::: DATA SUPPLIED :::

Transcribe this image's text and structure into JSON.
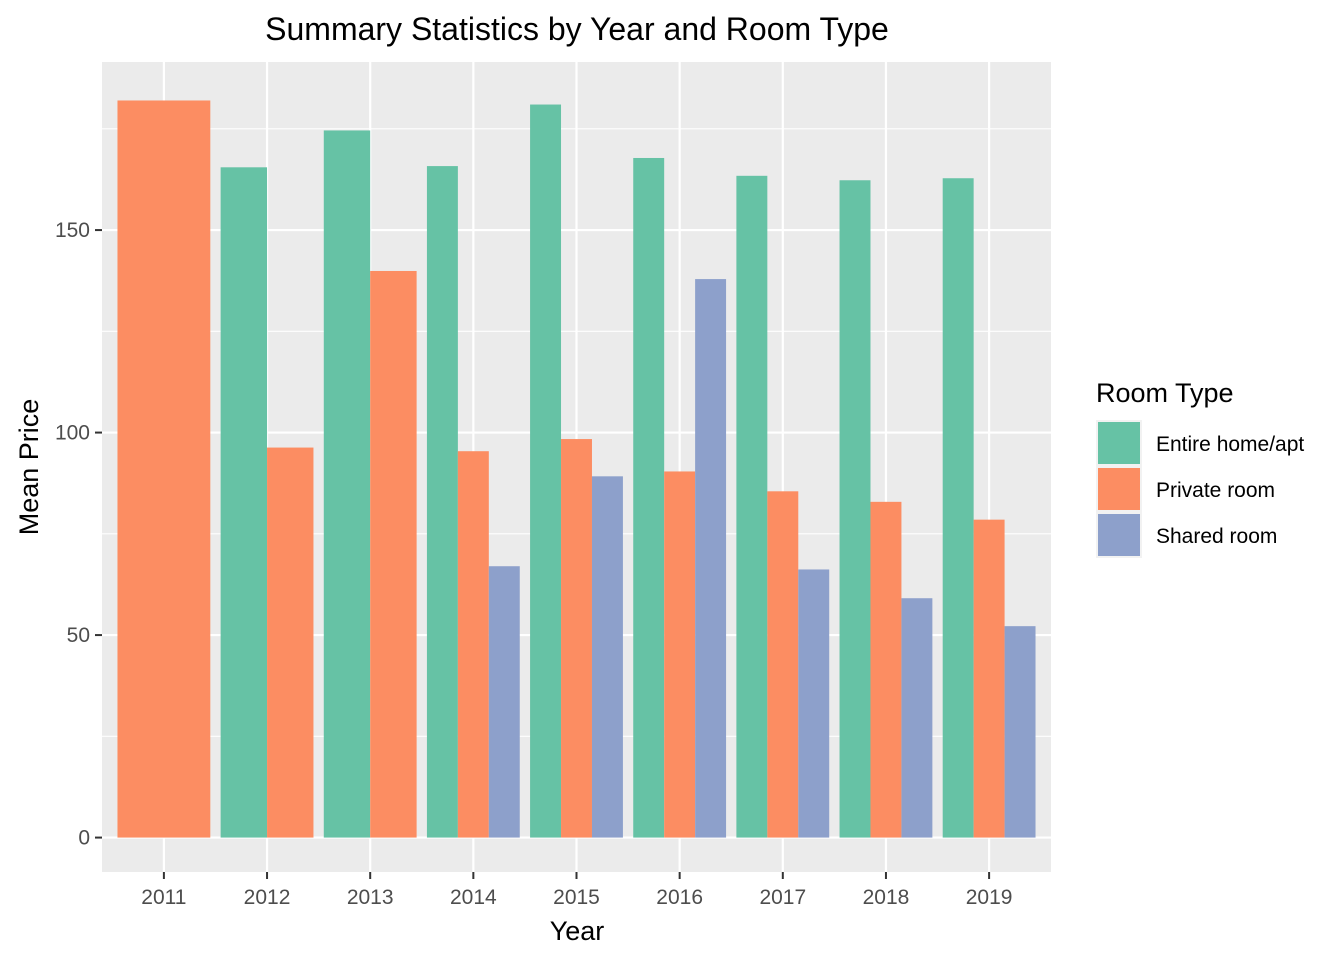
{
  "chart_data": {
    "type": "bar",
    "title": "Summary Statistics by Year and Room Type",
    "xlabel": "Year",
    "ylabel": "Mean Price",
    "categories": [
      "2011",
      "2012",
      "2013",
      "2014",
      "2015",
      "2016",
      "2017",
      "2018",
      "2019"
    ],
    "series": [
      {
        "name": "Entire home/apt",
        "color": "#66c2a5",
        "values": [
          null,
          165.5,
          174.6,
          165.8,
          181.0,
          167.8,
          163.4,
          162.3,
          162.8
        ]
      },
      {
        "name": "Private room",
        "color": "#fc8d62",
        "values": [
          182.0,
          96.3,
          139.9,
          95.4,
          98.4,
          90.4,
          85.5,
          82.9,
          78.5
        ]
      },
      {
        "name": "Shared room",
        "color": "#8da0cb",
        "values": [
          null,
          null,
          null,
          67.0,
          89.2,
          137.9,
          66.2,
          59.1,
          52.2
        ]
      }
    ],
    "y_ticks": [
      0,
      50,
      100,
      150
    ],
    "ylim": [
      -8.5,
      191.5
    ],
    "grid": true,
    "legend": {
      "title": "Room Type",
      "position": "right"
    },
    "panel_background": "#ebebeb"
  }
}
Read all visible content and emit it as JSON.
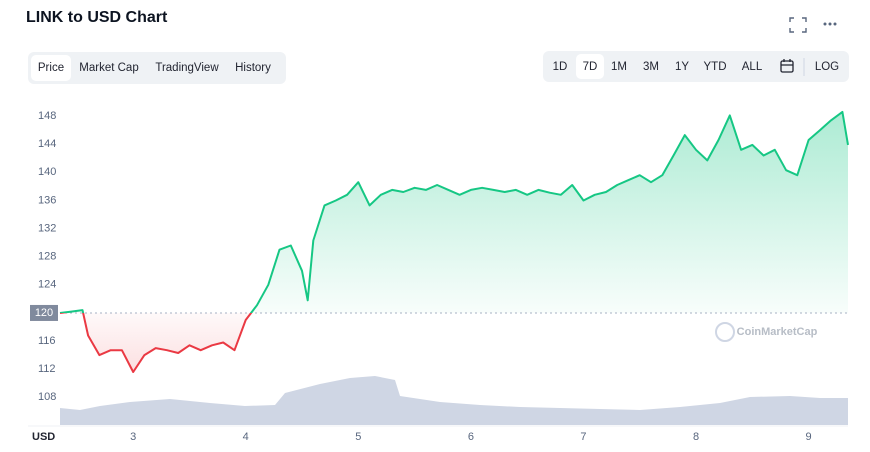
{
  "chart_data": {
    "type": "line",
    "title": "LINK to USD Chart",
    "x_label": "USD",
    "x": [
      2.35,
      2.45,
      2.55,
      2.6,
      2.7,
      2.8,
      2.9,
      3.0,
      3.1,
      3.2,
      3.3,
      3.4,
      3.5,
      3.6,
      3.7,
      3.8,
      3.9,
      4.0,
      4.1,
      4.2,
      4.3,
      4.4,
      4.5,
      4.55,
      4.6,
      4.7,
      4.8,
      4.9,
      5.0,
      5.1,
      5.2,
      5.3,
      5.4,
      5.5,
      5.6,
      5.7,
      5.8,
      5.9,
      6.0,
      6.1,
      6.2,
      6.3,
      6.4,
      6.5,
      6.6,
      6.7,
      6.8,
      6.9,
      7.0,
      7.1,
      7.2,
      7.3,
      7.4,
      7.5,
      7.6,
      7.7,
      7.8,
      7.9,
      8.0,
      8.1,
      8.2,
      8.3,
      8.4,
      8.5,
      8.6,
      8.7,
      8.8,
      8.9,
      9.0,
      9.1,
      9.2,
      9.3,
      9.35
    ],
    "values": [
      120,
      120.2,
      120.4,
      116.8,
      114,
      114.7,
      114.7,
      111.6,
      114,
      115,
      114.7,
      114.3,
      115.4,
      114.7,
      115.4,
      115.8,
      114.7,
      119,
      121.1,
      124,
      129,
      129.6,
      126,
      121.8,
      130.3,
      135.3,
      136,
      136.8,
      138.6,
      135.3,
      136.8,
      137.5,
      137.2,
      137.8,
      137.5,
      138.2,
      137.5,
      136.8,
      137.5,
      137.8,
      137.5,
      137.2,
      137.5,
      136.8,
      137.5,
      137.1,
      136.8,
      138.2,
      136,
      136.8,
      137.2,
      138.2,
      138.9,
      139.6,
      138.6,
      139.6,
      142.4,
      145.3,
      143.2,
      141.7,
      144.6,
      148.1,
      143.2,
      143.9,
      142.4,
      143.2,
      140.3,
      139.6,
      144.6,
      146,
      147.4,
      148.6,
      143.9
    ],
    "xlim": [
      2.35,
      9.35
    ],
    "xticks": [
      3,
      4,
      5,
      6,
      7,
      8,
      9
    ],
    "ylim": [
      102.5,
      151
    ],
    "yticks": [
      108,
      112,
      116,
      124,
      128,
      132,
      136,
      140,
      144,
      148
    ],
    "baseline": 120,
    "color_above": "#16c784",
    "color_below": "#ea3943",
    "watermark": "CoinMarketCap"
  },
  "tabs": [
    {
      "label": "Price",
      "active": true
    },
    {
      "label": "Market Cap",
      "active": false
    },
    {
      "label": "TradingView",
      "active": false
    },
    {
      "label": "History",
      "active": false
    }
  ],
  "ranges": [
    {
      "label": "1D",
      "active": false
    },
    {
      "label": "7D",
      "active": true
    },
    {
      "label": "1M",
      "active": false
    },
    {
      "label": "3M",
      "active": false
    },
    {
      "label": "1Y",
      "active": false
    },
    {
      "label": "YTD",
      "active": false
    },
    {
      "label": "ALL",
      "active": false
    }
  ],
  "scale_button": "LOG"
}
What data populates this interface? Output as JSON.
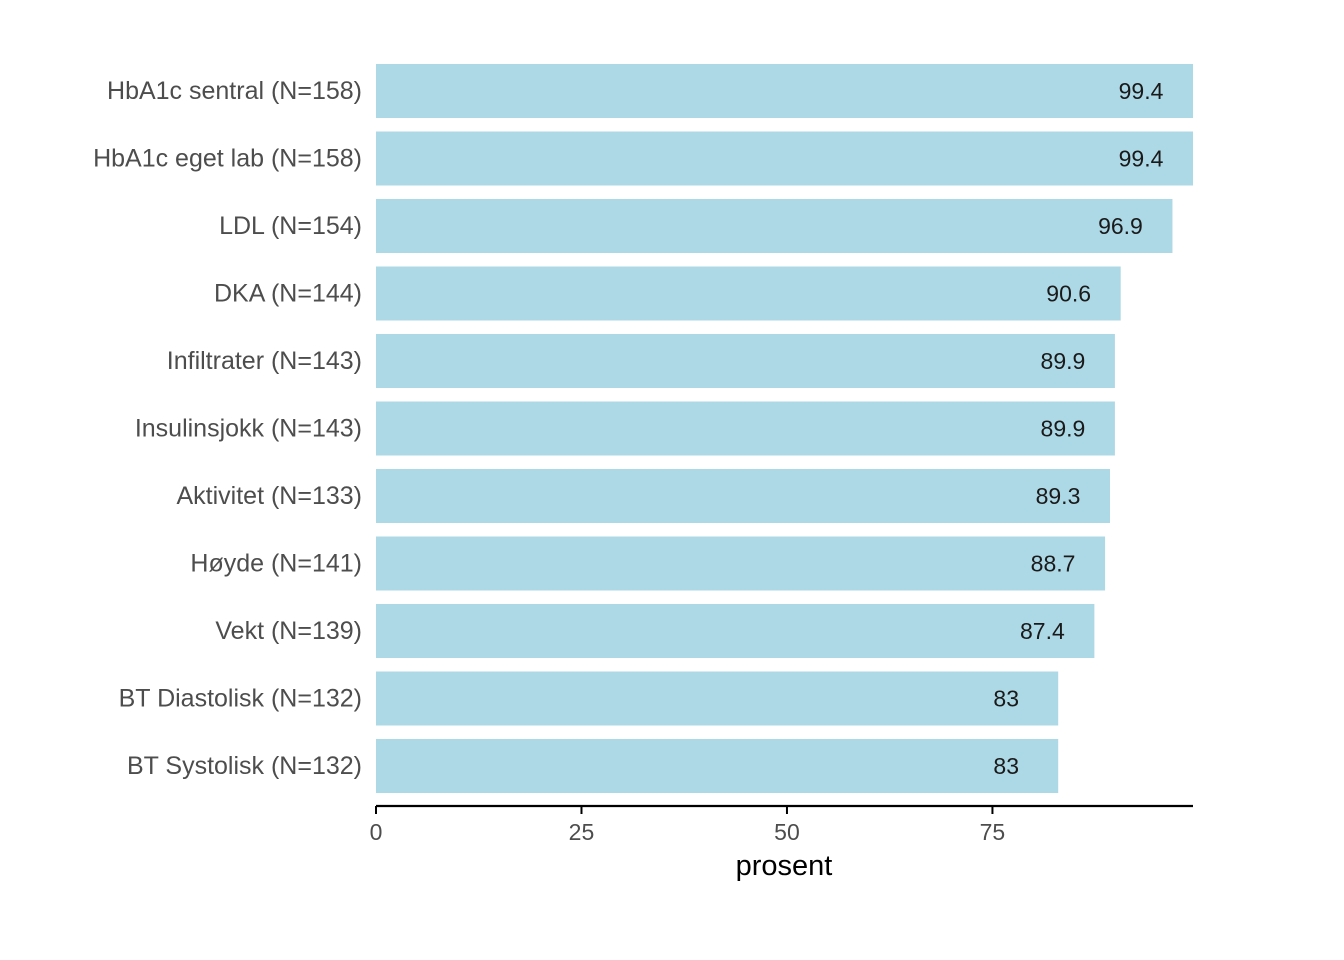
{
  "chart_data": {
    "type": "bar",
    "orientation": "horizontal",
    "categories": [
      "HbA1c sentral (N=158)",
      "HbA1c eget lab (N=158)",
      "LDL (N=154)",
      "DKA (N=144)",
      "Infiltrater (N=143)",
      "Insulinsjokk (N=143)",
      "Aktivitet (N=133)",
      "Høyde (N=141)",
      "Vekt (N=139)",
      "BT Diastolisk (N=132)",
      "BT Systolisk (N=132)"
    ],
    "values": [
      99.4,
      99.4,
      96.9,
      90.6,
      89.9,
      89.9,
      89.3,
      88.7,
      87.4,
      83,
      83
    ],
    "value_labels": [
      "99.4",
      "99.4",
      "96.9",
      "90.6",
      "89.9",
      "89.9",
      "89.3",
      "88.7",
      "87.4",
      "83",
      "83"
    ],
    "xlabel": "prosent",
    "xticks": [
      0,
      25,
      50,
      75
    ],
    "xlim": [
      0,
      99.4
    ],
    "grid": false,
    "legend": "none",
    "colors": {
      "bar": "#add8e6",
      "axis": "#000000"
    }
  }
}
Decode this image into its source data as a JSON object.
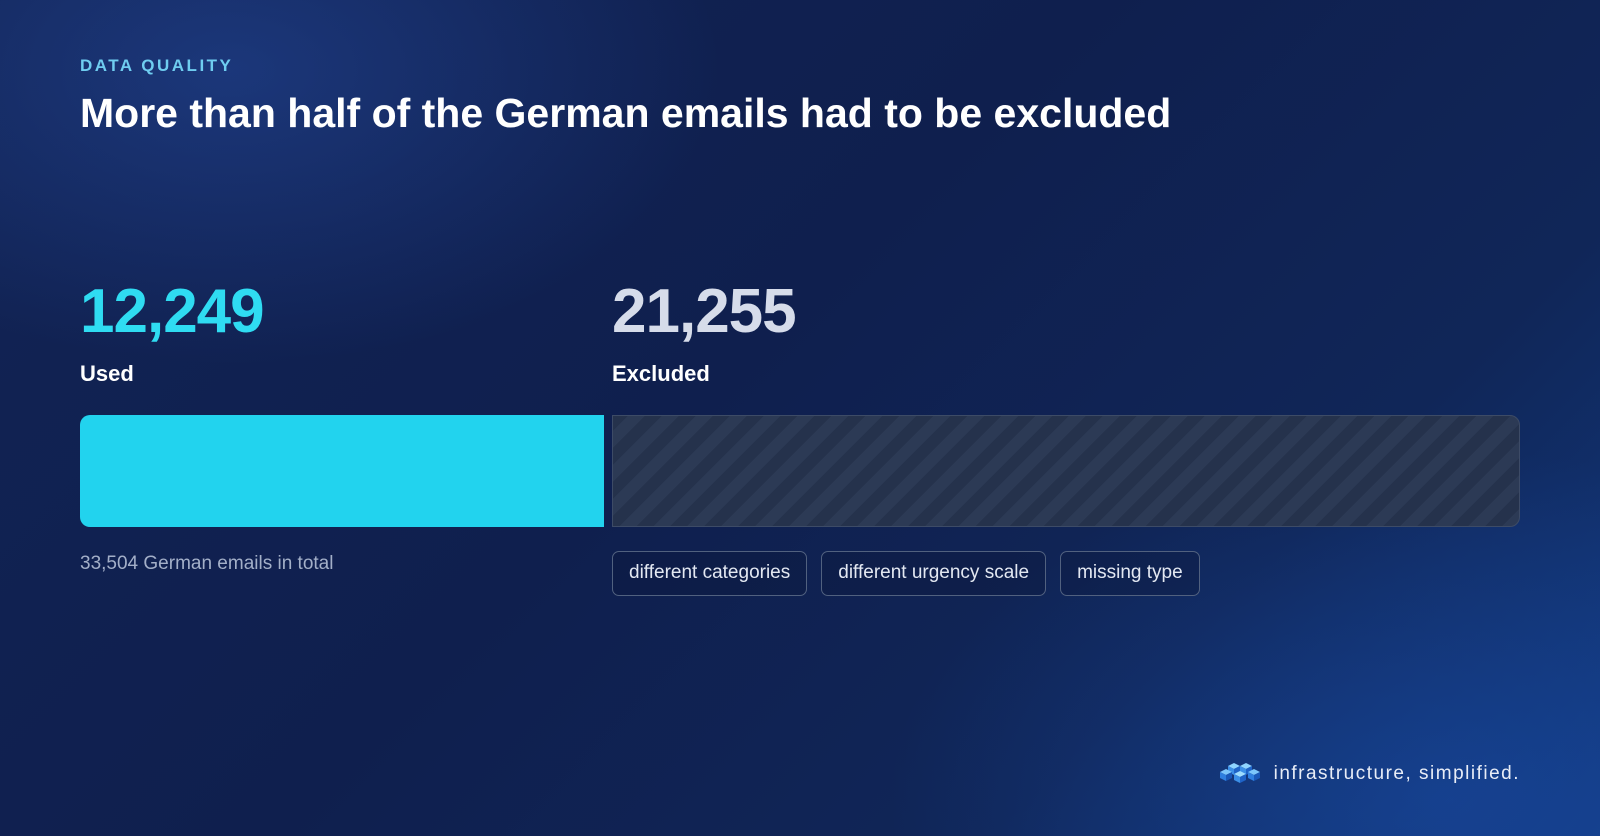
{
  "eyebrow": "DATA QUALITY",
  "headline": "More than half of the German emails had to be excluded",
  "chart_data": {
    "type": "bar",
    "orientation": "horizontal-stacked",
    "categories": [
      "Used",
      "Excluded"
    ],
    "values": [
      12249,
      21255
    ],
    "value_labels": [
      "12,249",
      "21,255"
    ],
    "total": 33504,
    "total_note": "33,504 German emails in total",
    "colors": {
      "used": "#22d3ee",
      "used_number": "#2fdcf2",
      "excluded_number": "#d6dcea",
      "excluded_fill": "#283652"
    }
  },
  "exclusion_reasons": [
    "different categories",
    "different urgency scale",
    "missing type"
  ],
  "brand": {
    "tagline": "infrastructure, simplified.",
    "logo_icon": "stacked-cubes-icon"
  }
}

:::

Copy out every line of the material above exactly, skipping the pictures.

## RESPONSE TO THE TASK
Transcribe this image's text and structure into JSON.
{
  "chart_data": {
    "type": "bar",
    "title": "Summary Statistics by Year and Room Type",
    "xlabel": "Year",
    "ylabel": "Mean Price",
    "categories": [
      "2011",
      "2012",
      "2013",
      "2014",
      "2015",
      "2016",
      "2017",
      "2018",
      "2019"
    ],
    "series": [
      {
        "name": "Entire home/apt",
        "color": "#66c2a5",
        "values": [
          null,
          165.5,
          174.6,
          165.8,
          181.0,
          167.8,
          163.4,
          162.3,
          162.8
        ]
      },
      {
        "name": "Private room",
        "color": "#fc8d62",
        "values": [
          182.0,
          96.3,
          139.9,
          95.4,
          98.4,
          90.4,
          85.5,
          82.9,
          78.5
        ]
      },
      {
        "name": "Shared room",
        "color": "#8da0cb",
        "values": [
          null,
          null,
          null,
          67.0,
          89.2,
          137.9,
          66.2,
          59.1,
          52.2
        ]
      }
    ],
    "y_ticks": [
      0,
      50,
      100,
      150
    ],
    "ylim": [
      -8.5,
      191.5
    ],
    "grid": true,
    "legend": {
      "title": "Room Type",
      "position": "right"
    },
    "panel_background": "#ebebeb"
  }
}
Read all visible content and emit it as JSON.
{
  "chart_data": {
    "type": "line",
    "title": "LINK to USD Chart",
    "x_label": "USD",
    "x": [
      2.35,
      2.45,
      2.55,
      2.6,
      2.7,
      2.8,
      2.9,
      3.0,
      3.1,
      3.2,
      3.3,
      3.4,
      3.5,
      3.6,
      3.7,
      3.8,
      3.9,
      4.0,
      4.1,
      4.2,
      4.3,
      4.4,
      4.5,
      4.55,
      4.6,
      4.7,
      4.8,
      4.9,
      5.0,
      5.1,
      5.2,
      5.3,
      5.4,
      5.5,
      5.6,
      5.7,
      5.8,
      5.9,
      6.0,
      6.1,
      6.2,
      6.3,
      6.4,
      6.5,
      6.6,
      6.7,
      6.8,
      6.9,
      7.0,
      7.1,
      7.2,
      7.3,
      7.4,
      7.5,
      7.6,
      7.7,
      7.8,
      7.9,
      8.0,
      8.1,
      8.2,
      8.3,
      8.4,
      8.5,
      8.6,
      8.7,
      8.8,
      8.9,
      9.0,
      9.1,
      9.2,
      9.3,
      9.35
    ],
    "values": [
      120,
      120.2,
      120.4,
      116.8,
      114,
      114.7,
      114.7,
      111.6,
      114,
      115,
      114.7,
      114.3,
      115.4,
      114.7,
      115.4,
      115.8,
      114.7,
      119,
      121.1,
      124,
      129,
      129.6,
      126,
      121.8,
      130.3,
      135.3,
      136,
      136.8,
      138.6,
      135.3,
      136.8,
      137.5,
      137.2,
      137.8,
      137.5,
      138.2,
      137.5,
      136.8,
      137.5,
      137.8,
      137.5,
      137.2,
      137.5,
      136.8,
      137.5,
      137.1,
      136.8,
      138.2,
      136,
      136.8,
      137.2,
      138.2,
      138.9,
      139.6,
      138.6,
      139.6,
      142.4,
      145.3,
      143.2,
      141.7,
      144.6,
      148.1,
      143.2,
      143.9,
      142.4,
      143.2,
      140.3,
      139.6,
      144.6,
      146,
      147.4,
      148.6,
      143.9
    ],
    "xlim": [
      2.35,
      9.35
    ],
    "xticks": [
      3,
      4,
      5,
      6,
      7,
      8,
      9
    ],
    "ylim": [
      102.5,
      151
    ],
    "yticks": [
      108,
      112,
      116,
      124,
      128,
      132,
      136,
      140,
      144,
      148
    ],
    "baseline": 120,
    "color_above": "#16c784",
    "color_below": "#ea3943",
    "watermark": "CoinMarketCap"
  },
  "tabs": [
    {
      "label": "Price",
      "active": true
    },
    {
      "label": "Market Cap",
      "active": false
    },
    {
      "label": "TradingView",
      "active": false
    },
    {
      "label": "History",
      "active": false
    }
  ],
  "ranges": [
    {
      "label": "1D",
      "active": false
    },
    {
      "label": "7D",
      "active": true
    },
    {
      "label": "1M",
      "active": false
    },
    {
      "label": "3M",
      "active": false
    },
    {
      "label": "1Y",
      "active": false
    },
    {
      "label": "YTD",
      "active": false
    },
    {
      "label": "ALL",
      "active": false
    }
  ],
  "scale_button": "LOG"
}
What data populates this interface? Output as JSON.
{
  "chart_data": {
    "type": "bar",
    "orientation": "horizontal",
    "categories": [
      "HbA1c sentral (N=158)",
      "HbA1c eget lab (N=158)",
      "LDL (N=154)",
      "DKA (N=144)",
      "Infiltrater (N=143)",
      "Insulinsjokk (N=143)",
      "Aktivitet (N=133)",
      "Høyde (N=141)",
      "Vekt (N=139)",
      "BT Diastolisk (N=132)",
      "BT Systolisk (N=132)"
    ],
    "values": [
      99.4,
      99.4,
      96.9,
      90.6,
      89.9,
      89.9,
      89.3,
      88.7,
      87.4,
      83,
      83
    ],
    "value_labels": [
      "99.4",
      "99.4",
      "96.9",
      "90.6",
      "89.9",
      "89.9",
      "89.3",
      "88.7",
      "87.4",
      "83",
      "83"
    ],
    "xlabel": "prosent",
    "xticks": [
      0,
      25,
      50,
      75
    ],
    "xlim": [
      0,
      99.4
    ],
    "grid": false,
    "legend": "none",
    "colors": {
      "bar": "#add8e6",
      "axis": "#000000"
    }
  }
}
Decode this image into its source data as a JSON object.
{
  "eyebrow": "DATA QUALITY",
  "headline": "More than half of the German emails had to be excluded",
  "chart_data": {
    "type": "bar",
    "orientation": "horizontal-stacked",
    "categories": [
      "Used",
      "Excluded"
    ],
    "values": [
      12249,
      21255
    ],
    "value_labels": [
      "12,249",
      "21,255"
    ],
    "total": 33504,
    "total_note": "33,504 German emails in total",
    "colors": {
      "used": "#22d3ee",
      "used_number": "#2fdcf2",
      "excluded_number": "#d6dcea",
      "excluded_fill": "#283652"
    }
  },
  "exclusion_reasons": [
    "different categories",
    "different urgency scale",
    "missing type"
  ],
  "brand": {
    "tagline": "infrastructure, simplified.",
    "logo_icon": "stacked-cubes-icon"
  }
}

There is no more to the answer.